Given exercise: Locate the string "URLs" in the records below. Copy every line where it occurs.
* BEGIN Information supplied *
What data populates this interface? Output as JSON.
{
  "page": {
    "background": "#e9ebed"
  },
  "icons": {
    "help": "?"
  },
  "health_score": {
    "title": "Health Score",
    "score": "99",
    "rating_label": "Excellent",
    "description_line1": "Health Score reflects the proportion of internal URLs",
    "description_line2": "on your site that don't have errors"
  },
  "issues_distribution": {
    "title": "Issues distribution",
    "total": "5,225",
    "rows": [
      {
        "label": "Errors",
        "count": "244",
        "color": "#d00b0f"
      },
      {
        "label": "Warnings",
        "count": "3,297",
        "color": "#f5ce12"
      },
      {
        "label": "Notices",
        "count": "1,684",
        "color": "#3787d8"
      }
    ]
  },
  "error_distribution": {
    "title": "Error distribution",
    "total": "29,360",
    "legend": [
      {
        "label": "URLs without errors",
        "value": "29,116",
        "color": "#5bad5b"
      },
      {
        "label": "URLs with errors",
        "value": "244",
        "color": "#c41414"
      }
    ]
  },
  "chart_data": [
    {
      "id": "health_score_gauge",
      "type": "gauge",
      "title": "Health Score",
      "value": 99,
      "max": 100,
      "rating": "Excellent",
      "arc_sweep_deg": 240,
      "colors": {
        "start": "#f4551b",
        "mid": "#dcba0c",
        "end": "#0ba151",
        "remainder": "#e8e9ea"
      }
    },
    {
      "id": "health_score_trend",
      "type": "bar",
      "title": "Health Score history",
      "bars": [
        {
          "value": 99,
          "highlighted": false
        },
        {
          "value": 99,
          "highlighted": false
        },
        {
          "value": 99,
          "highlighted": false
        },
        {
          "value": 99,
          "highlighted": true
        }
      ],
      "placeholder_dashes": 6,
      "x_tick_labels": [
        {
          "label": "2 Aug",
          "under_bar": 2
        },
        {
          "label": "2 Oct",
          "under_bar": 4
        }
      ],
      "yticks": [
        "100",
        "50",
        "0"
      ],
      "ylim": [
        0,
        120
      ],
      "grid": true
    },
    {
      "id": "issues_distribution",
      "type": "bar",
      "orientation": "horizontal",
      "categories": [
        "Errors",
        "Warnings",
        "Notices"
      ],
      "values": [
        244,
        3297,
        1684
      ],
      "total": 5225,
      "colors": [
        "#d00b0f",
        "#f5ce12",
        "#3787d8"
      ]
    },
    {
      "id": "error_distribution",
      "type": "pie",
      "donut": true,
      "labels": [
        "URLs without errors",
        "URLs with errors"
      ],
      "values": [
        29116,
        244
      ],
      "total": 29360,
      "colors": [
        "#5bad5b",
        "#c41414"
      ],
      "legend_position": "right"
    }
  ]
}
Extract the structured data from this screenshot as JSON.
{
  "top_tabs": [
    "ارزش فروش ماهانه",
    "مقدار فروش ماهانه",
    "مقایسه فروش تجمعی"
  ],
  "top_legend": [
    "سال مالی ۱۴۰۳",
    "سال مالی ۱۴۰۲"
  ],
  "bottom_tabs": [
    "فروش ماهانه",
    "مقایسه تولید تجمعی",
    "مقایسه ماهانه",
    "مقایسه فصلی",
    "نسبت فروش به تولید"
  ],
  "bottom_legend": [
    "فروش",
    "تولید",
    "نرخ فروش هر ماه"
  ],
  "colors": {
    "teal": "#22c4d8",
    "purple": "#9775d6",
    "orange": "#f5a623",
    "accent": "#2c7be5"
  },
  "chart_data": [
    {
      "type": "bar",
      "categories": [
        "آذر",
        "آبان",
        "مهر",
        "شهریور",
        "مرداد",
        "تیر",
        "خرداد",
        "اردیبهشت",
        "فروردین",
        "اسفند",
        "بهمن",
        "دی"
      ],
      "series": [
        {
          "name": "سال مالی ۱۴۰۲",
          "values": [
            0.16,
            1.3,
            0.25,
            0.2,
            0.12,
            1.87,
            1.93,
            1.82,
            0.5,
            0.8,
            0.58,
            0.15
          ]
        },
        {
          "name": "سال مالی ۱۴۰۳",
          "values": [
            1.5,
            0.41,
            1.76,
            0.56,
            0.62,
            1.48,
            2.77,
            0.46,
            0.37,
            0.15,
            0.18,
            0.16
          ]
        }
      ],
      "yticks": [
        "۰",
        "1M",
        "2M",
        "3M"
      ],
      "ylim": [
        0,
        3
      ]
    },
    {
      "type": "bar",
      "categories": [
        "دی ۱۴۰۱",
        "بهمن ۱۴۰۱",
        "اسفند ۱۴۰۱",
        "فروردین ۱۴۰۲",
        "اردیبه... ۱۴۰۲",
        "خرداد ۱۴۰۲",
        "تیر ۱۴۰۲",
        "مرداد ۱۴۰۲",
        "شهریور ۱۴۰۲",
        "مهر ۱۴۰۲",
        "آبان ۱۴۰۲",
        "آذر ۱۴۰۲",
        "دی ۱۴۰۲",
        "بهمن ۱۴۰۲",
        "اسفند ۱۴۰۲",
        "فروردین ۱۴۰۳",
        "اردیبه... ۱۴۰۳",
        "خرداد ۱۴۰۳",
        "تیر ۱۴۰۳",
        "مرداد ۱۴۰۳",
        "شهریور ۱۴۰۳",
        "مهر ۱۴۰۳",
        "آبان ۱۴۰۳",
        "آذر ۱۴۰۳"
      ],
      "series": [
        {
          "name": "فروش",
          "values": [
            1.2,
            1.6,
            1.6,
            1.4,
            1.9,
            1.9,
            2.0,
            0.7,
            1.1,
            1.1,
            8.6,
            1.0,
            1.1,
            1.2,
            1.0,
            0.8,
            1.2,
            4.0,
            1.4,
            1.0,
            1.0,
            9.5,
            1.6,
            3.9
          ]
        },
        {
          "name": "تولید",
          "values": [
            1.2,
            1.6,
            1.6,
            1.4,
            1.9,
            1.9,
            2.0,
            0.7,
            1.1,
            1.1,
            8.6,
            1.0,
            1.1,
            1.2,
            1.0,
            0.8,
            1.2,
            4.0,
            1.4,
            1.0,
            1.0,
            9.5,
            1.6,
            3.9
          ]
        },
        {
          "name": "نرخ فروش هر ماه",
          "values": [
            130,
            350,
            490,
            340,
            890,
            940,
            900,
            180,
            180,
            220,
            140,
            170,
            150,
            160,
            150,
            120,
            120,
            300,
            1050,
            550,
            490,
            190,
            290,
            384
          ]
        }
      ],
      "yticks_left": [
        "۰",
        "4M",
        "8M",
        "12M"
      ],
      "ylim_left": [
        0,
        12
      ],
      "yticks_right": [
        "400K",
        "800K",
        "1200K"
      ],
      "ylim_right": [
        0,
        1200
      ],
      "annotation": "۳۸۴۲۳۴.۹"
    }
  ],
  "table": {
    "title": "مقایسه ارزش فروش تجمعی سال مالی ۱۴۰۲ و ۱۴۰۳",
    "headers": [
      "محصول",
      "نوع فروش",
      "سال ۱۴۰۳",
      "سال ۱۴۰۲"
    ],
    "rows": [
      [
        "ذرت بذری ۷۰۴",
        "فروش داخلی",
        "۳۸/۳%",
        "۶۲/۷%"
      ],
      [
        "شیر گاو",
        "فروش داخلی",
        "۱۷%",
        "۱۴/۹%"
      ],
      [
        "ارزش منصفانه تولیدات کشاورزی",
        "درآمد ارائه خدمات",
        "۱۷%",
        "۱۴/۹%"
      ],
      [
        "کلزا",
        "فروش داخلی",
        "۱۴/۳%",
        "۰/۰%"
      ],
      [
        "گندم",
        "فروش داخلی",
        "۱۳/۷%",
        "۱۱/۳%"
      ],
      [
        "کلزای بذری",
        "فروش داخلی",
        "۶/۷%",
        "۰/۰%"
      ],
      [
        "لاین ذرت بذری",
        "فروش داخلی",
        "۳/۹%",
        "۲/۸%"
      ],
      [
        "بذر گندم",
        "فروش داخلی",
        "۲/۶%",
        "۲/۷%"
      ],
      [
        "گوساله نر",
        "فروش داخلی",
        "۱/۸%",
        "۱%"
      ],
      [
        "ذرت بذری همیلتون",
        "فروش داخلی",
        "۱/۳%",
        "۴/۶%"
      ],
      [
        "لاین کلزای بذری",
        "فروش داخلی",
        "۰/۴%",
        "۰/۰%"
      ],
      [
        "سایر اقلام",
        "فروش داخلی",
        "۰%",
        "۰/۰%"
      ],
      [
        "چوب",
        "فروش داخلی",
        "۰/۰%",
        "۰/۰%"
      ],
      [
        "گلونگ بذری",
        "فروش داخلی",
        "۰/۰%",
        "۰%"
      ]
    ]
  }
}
* END Information supplied *
Answer below:
    "description_line1": "Health Score reflects the proportion of internal URLs",
        "label": "URLs without errors",
        "label": "URLs with errors",
        "URLs without errors",
        "URLs with errors"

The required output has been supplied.